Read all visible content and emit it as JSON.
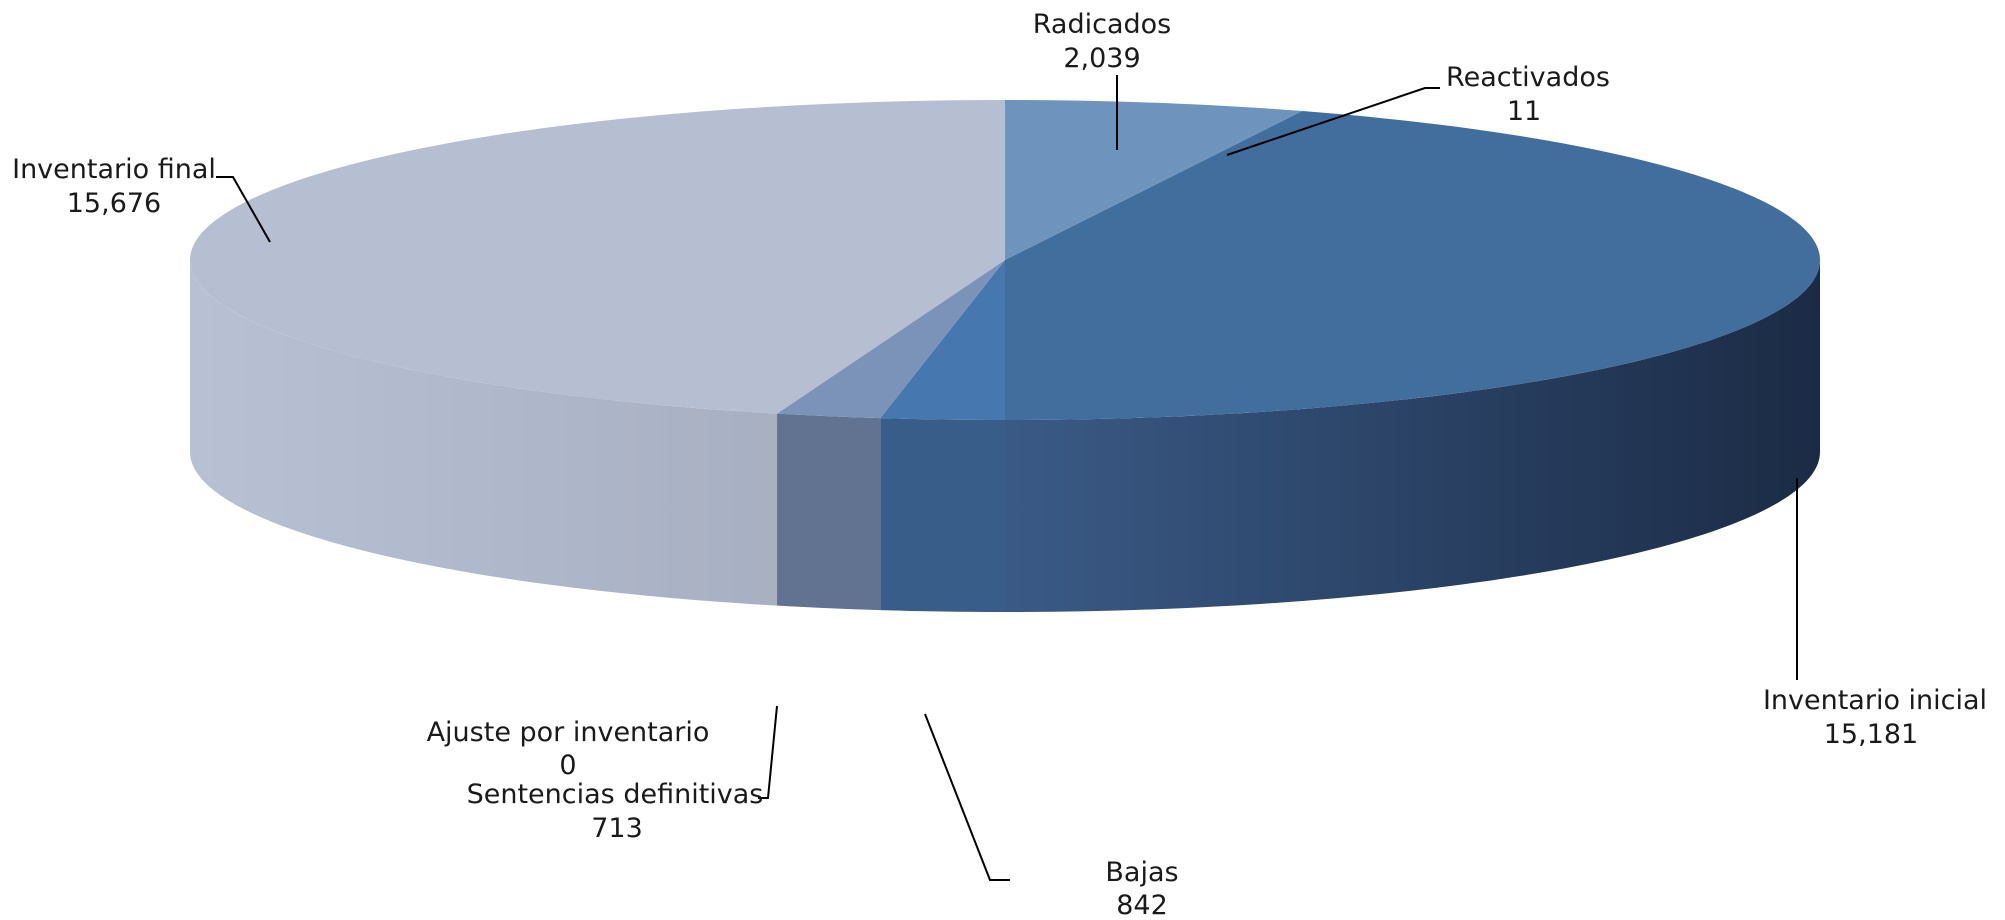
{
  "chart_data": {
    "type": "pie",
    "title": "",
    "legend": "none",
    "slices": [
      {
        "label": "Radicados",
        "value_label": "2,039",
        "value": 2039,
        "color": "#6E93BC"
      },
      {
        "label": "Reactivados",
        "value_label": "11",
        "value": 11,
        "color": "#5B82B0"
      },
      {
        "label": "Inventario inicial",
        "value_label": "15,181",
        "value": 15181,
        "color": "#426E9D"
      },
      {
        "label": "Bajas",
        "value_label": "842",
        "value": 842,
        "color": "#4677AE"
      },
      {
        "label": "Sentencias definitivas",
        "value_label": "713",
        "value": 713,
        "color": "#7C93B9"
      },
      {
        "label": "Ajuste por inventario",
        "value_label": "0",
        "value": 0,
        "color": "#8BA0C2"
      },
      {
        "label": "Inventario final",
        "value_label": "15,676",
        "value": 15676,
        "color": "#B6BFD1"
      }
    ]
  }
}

__________________________________________________

* **Work to be completed**
Extract all the entries word for word; omit any pictures.

* **Output for this exercise**
Read all visible content and emit it as JSON.
{
  "chart_data": {
    "type": "pie",
    "title": "",
    "legend": "none",
    "slices": [
      {
        "label": "Radicados",
        "value_label": "2,039",
        "value": 2039,
        "color": "#6E93BC"
      },
      {
        "label": "Reactivados",
        "value_label": "11",
        "value": 11,
        "color": "#5B82B0"
      },
      {
        "label": "Inventario inicial",
        "value_label": "15,181",
        "value": 15181,
        "color": "#426E9D"
      },
      {
        "label": "Bajas",
        "value_label": "842",
        "value": 842,
        "color": "#4677AE"
      },
      {
        "label": "Sentencias definitivas",
        "value_label": "713",
        "value": 713,
        "color": "#7C93B9"
      },
      {
        "label": "Ajuste por inventario",
        "value_label": "0",
        "value": 0,
        "color": "#8BA0C2"
      },
      {
        "label": "Inventario final",
        "value_label": "15,676",
        "value": 15676,
        "color": "#B6BFD1"
      }
    ]
  }
}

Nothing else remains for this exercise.